TASK DESCRIPTION: Wherever the string "being" appears in the listing, copy that line.

EXTRACTED DATA:
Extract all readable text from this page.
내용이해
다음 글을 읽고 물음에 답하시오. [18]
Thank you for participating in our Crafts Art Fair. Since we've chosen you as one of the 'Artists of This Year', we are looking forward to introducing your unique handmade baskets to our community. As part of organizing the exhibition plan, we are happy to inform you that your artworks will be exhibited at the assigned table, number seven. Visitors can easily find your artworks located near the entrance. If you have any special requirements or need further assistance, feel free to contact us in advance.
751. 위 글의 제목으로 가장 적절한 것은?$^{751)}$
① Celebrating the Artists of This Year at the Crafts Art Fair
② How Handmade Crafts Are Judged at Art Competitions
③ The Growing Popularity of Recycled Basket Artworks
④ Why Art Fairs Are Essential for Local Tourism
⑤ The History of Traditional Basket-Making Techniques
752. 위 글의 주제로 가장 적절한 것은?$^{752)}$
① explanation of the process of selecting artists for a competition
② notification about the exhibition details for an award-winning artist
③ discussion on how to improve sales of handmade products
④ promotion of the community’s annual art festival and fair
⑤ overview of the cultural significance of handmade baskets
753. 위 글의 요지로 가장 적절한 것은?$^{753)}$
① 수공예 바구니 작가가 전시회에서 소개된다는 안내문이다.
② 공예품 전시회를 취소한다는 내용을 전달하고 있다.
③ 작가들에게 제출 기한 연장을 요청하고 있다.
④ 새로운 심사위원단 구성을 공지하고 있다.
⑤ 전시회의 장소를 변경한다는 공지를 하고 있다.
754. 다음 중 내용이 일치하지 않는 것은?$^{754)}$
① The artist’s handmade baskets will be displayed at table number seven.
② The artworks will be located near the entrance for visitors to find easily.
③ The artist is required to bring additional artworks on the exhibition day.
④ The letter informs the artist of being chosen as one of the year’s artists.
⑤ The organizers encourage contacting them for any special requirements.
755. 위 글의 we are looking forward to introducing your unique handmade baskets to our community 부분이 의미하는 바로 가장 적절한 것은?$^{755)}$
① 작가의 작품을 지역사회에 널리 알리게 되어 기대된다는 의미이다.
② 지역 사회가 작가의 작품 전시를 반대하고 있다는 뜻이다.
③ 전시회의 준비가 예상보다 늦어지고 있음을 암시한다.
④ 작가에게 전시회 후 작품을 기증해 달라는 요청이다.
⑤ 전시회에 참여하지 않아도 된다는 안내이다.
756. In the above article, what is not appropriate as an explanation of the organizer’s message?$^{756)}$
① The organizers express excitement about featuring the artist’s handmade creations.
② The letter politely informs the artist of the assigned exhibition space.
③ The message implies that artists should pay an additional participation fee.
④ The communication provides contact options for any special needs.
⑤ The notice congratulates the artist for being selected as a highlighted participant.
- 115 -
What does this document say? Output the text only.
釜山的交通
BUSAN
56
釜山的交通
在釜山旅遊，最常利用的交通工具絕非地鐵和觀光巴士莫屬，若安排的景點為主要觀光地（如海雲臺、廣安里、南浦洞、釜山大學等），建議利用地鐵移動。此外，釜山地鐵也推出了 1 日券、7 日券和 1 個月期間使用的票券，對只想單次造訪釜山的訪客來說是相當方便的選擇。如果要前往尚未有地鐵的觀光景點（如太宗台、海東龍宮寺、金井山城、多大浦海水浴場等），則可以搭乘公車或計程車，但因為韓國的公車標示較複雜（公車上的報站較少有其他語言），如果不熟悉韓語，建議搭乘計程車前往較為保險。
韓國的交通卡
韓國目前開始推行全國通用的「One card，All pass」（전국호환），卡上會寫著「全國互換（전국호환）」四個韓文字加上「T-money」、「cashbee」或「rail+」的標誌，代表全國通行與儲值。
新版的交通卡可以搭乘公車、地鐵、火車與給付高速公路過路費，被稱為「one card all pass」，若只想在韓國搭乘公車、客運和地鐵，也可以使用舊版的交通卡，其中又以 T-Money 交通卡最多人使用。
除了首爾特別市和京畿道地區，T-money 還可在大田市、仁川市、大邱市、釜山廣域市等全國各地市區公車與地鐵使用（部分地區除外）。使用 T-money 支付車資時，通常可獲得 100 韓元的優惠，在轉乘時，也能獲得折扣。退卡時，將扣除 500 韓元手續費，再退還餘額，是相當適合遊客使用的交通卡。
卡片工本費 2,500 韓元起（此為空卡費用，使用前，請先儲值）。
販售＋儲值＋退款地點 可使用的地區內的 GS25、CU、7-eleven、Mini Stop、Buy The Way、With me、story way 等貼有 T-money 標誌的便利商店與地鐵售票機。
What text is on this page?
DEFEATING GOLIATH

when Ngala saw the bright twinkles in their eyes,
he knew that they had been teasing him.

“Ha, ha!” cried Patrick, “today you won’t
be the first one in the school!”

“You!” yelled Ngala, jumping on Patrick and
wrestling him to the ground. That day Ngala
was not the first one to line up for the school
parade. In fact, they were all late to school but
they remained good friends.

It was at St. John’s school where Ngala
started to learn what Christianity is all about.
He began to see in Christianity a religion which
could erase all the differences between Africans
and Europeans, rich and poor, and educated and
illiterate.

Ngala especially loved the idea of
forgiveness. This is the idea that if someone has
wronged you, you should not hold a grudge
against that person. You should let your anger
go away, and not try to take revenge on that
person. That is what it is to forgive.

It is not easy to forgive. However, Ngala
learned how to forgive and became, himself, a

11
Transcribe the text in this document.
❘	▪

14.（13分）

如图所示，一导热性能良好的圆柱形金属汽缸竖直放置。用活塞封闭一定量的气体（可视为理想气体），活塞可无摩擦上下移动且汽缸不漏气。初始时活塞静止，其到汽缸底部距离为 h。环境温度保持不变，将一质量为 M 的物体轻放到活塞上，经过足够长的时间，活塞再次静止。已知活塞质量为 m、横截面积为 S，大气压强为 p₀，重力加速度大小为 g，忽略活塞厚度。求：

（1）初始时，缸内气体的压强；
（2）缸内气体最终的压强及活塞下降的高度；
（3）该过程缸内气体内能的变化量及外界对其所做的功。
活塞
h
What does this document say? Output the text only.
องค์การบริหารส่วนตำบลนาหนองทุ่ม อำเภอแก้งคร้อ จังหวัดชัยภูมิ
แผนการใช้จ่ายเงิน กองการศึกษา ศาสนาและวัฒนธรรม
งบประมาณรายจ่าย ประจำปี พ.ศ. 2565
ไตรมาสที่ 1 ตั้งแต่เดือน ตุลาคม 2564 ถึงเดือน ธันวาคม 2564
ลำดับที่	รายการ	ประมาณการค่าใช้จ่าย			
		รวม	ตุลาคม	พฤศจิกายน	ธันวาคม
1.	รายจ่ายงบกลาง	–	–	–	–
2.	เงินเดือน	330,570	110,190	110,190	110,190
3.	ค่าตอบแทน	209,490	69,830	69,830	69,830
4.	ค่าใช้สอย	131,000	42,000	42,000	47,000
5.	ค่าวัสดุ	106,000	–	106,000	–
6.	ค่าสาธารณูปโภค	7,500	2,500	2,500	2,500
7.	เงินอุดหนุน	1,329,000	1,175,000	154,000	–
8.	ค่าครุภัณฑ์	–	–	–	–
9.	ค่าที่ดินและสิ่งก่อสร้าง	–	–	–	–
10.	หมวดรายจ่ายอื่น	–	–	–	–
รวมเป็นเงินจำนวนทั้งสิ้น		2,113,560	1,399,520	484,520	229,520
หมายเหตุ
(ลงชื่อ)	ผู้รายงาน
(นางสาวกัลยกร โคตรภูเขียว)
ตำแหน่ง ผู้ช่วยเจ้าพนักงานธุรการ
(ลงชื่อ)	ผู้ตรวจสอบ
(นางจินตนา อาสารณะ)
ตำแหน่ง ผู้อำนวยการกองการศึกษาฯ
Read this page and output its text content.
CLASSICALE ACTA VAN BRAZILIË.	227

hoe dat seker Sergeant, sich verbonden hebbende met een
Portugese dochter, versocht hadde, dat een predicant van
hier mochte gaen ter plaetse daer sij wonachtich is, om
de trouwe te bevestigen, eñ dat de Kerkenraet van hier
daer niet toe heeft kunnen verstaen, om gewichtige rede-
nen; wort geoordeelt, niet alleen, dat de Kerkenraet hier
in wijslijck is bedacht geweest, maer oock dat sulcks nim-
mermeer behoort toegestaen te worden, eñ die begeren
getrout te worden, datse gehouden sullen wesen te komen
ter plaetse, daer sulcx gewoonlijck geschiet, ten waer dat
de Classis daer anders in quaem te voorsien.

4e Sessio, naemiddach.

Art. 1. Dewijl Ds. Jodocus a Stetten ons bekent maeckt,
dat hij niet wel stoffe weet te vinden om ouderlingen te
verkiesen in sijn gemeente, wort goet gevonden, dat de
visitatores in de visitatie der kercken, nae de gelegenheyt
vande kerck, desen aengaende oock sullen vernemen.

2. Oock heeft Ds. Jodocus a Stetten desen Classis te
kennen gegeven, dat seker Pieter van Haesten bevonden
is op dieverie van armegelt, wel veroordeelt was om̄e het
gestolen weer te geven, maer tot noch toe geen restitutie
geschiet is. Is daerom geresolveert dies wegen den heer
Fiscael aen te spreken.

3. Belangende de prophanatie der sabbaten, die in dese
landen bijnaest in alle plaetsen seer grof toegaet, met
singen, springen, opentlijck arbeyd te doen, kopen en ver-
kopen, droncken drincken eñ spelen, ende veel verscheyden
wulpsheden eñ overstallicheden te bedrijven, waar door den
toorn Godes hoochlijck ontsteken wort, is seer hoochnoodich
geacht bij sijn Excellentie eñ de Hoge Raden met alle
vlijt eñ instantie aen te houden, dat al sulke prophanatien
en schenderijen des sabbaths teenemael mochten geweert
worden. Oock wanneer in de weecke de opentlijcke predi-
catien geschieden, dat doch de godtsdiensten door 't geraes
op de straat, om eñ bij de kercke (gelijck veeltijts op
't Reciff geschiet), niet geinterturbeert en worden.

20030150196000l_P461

TASK OUTPUT:
④ The letter informs the artist of being chosen as one of the year’s artists.
⑤ The notice congratulates the artist for being selected as a highlighted participant.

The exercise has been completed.